BEGIN Entries

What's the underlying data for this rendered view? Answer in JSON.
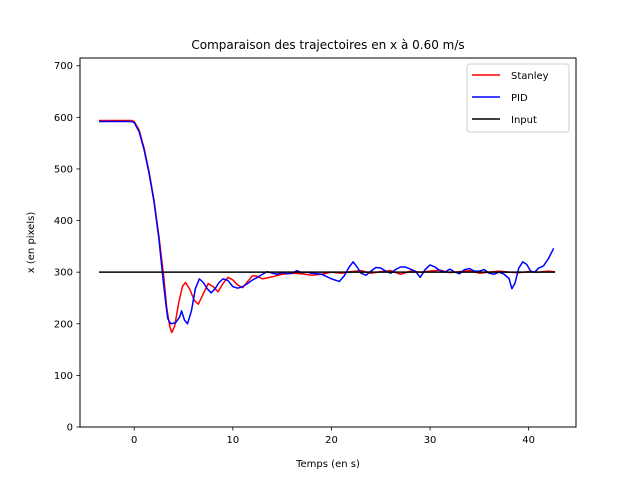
{
  "chart_data": {
    "type": "line",
    "title": "Comparaison des trajectoires en x à 0.60 m/s",
    "xlabel": "Temps (en s)",
    "ylabel": "x (en pixels)",
    "xlim": [
      -5.5,
      44.8
    ],
    "ylim": [
      0,
      715
    ],
    "xticks": [
      0,
      10,
      20,
      30,
      40
    ],
    "yticks": [
      0,
      100,
      200,
      300,
      400,
      500,
      600,
      700
    ],
    "grid": false,
    "legend_position": "top-right",
    "series": [
      {
        "name": "Stanley",
        "color": "#ff0000",
        "points": [
          [
            -3.5,
            594
          ],
          [
            -0.3,
            594
          ],
          [
            0.0,
            592
          ],
          [
            0.5,
            575
          ],
          [
            1.0,
            540
          ],
          [
            1.5,
            495
          ],
          [
            2.0,
            440
          ],
          [
            2.5,
            370
          ],
          [
            3.0,
            290
          ],
          [
            3.3,
            230
          ],
          [
            3.6,
            195
          ],
          [
            3.8,
            183
          ],
          [
            4.1,
            195
          ],
          [
            4.5,
            240
          ],
          [
            4.9,
            273
          ],
          [
            5.2,
            280
          ],
          [
            5.6,
            268
          ],
          [
            6.1,
            245
          ],
          [
            6.5,
            238
          ],
          [
            7.0,
            258
          ],
          [
            7.5,
            278
          ],
          [
            8.0,
            272
          ],
          [
            8.5,
            262
          ],
          [
            9.0,
            278
          ],
          [
            9.5,
            290
          ],
          [
            10.0,
            285
          ],
          [
            10.5,
            275
          ],
          [
            11.0,
            270
          ],
          [
            11.5,
            282
          ],
          [
            12.0,
            293
          ],
          [
            12.5,
            292
          ],
          [
            13.0,
            287
          ],
          [
            14.0,
            291
          ],
          [
            15.0,
            296
          ],
          [
            16.0,
            298
          ],
          [
            17.0,
            297
          ],
          [
            18.0,
            294
          ],
          [
            19.0,
            296
          ],
          [
            20.0,
            300
          ],
          [
            21.0,
            298
          ],
          [
            22.0,
            301
          ],
          [
            23.0,
            303
          ],
          [
            24.0,
            298
          ],
          [
            25.0,
            301
          ],
          [
            26.0,
            303
          ],
          [
            27.0,
            296
          ],
          [
            28.0,
            302
          ],
          [
            29.0,
            300
          ],
          [
            30.0,
            302
          ],
          [
            31.0,
            304
          ],
          [
            32.0,
            299
          ],
          [
            33.0,
            301
          ],
          [
            34.0,
            303
          ],
          [
            35.0,
            298
          ],
          [
            36.0,
            300
          ],
          [
            37.0,
            302
          ],
          [
            38.0,
            300
          ],
          [
            39.0,
            299
          ],
          [
            40.0,
            301
          ],
          [
            41.0,
            300
          ],
          [
            42.0,
            302
          ],
          [
            42.6,
            301
          ]
        ]
      },
      {
        "name": "PID",
        "color": "#0000ff",
        "points": [
          [
            -3.5,
            592
          ],
          [
            -0.3,
            592
          ],
          [
            0.0,
            590
          ],
          [
            0.5,
            572
          ],
          [
            1.0,
            537
          ],
          [
            1.5,
            492
          ],
          [
            2.0,
            437
          ],
          [
            2.5,
            365
          ],
          [
            2.9,
            290
          ],
          [
            3.2,
            240
          ],
          [
            3.4,
            210
          ],
          [
            3.7,
            200
          ],
          [
            4.2,
            202
          ],
          [
            4.6,
            213
          ],
          [
            4.8,
            225
          ],
          [
            5.1,
            207
          ],
          [
            5.4,
            200
          ],
          [
            5.8,
            225
          ],
          [
            6.2,
            268
          ],
          [
            6.6,
            287
          ],
          [
            7.0,
            280
          ],
          [
            7.4,
            268
          ],
          [
            7.8,
            260
          ],
          [
            8.2,
            268
          ],
          [
            8.6,
            280
          ],
          [
            9.0,
            287
          ],
          [
            9.5,
            284
          ],
          [
            10.0,
            272
          ],
          [
            10.5,
            269
          ],
          [
            11.0,
            272
          ],
          [
            11.5,
            278
          ],
          [
            12.0,
            285
          ],
          [
            12.5,
            290
          ],
          [
            13.0,
            296
          ],
          [
            13.5,
            301
          ],
          [
            14.0,
            298
          ],
          [
            14.5,
            296
          ],
          [
            15.0,
            299
          ],
          [
            15.5,
            297
          ],
          [
            16.0,
            298
          ],
          [
            16.5,
            303
          ],
          [
            17.0,
            299
          ],
          [
            17.5,
            300
          ],
          [
            18.0,
            298
          ],
          [
            19.0,
            296
          ],
          [
            20.0,
            287
          ],
          [
            20.8,
            282
          ],
          [
            21.3,
            293
          ],
          [
            21.8,
            310
          ],
          [
            22.2,
            320
          ],
          [
            22.6,
            310
          ],
          [
            23.0,
            298
          ],
          [
            23.5,
            294
          ],
          [
            24.0,
            302
          ],
          [
            24.5,
            309
          ],
          [
            25.0,
            308
          ],
          [
            25.5,
            302
          ],
          [
            26.0,
            298
          ],
          [
            26.5,
            305
          ],
          [
            27.0,
            310
          ],
          [
            27.5,
            310
          ],
          [
            28.0,
            306
          ],
          [
            28.5,
            302
          ],
          [
            29.0,
            290
          ],
          [
            29.5,
            305
          ],
          [
            30.0,
            314
          ],
          [
            30.5,
            310
          ],
          [
            31.0,
            303
          ],
          [
            31.5,
            300
          ],
          [
            32.0,
            306
          ],
          [
            32.5,
            300
          ],
          [
            33.0,
            297
          ],
          [
            33.5,
            305
          ],
          [
            34.0,
            307
          ],
          [
            34.5,
            302
          ],
          [
            35.0,
            302
          ],
          [
            35.5,
            305
          ],
          [
            36.0,
            298
          ],
          [
            36.5,
            296
          ],
          [
            37.0,
            300
          ],
          [
            37.5,
            296
          ],
          [
            38.0,
            288
          ],
          [
            38.3,
            268
          ],
          [
            38.6,
            278
          ],
          [
            39.0,
            308
          ],
          [
            39.4,
            320
          ],
          [
            39.8,
            315
          ],
          [
            40.2,
            302
          ],
          [
            40.6,
            300
          ],
          [
            41.0,
            308
          ],
          [
            41.5,
            312
          ],
          [
            42.0,
            326
          ],
          [
            42.5,
            345
          ]
        ]
      },
      {
        "name": "Input",
        "color": "#000000",
        "points": [
          [
            -3.5,
            300
          ],
          [
            42.6,
            300
          ]
        ]
      }
    ]
  }
}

END Entries

Problem: Read the entries and select each line where the word "color" is found.

Reply:
        "color": "#ff0000",
        "color": "#0000ff",
        "color": "#000000",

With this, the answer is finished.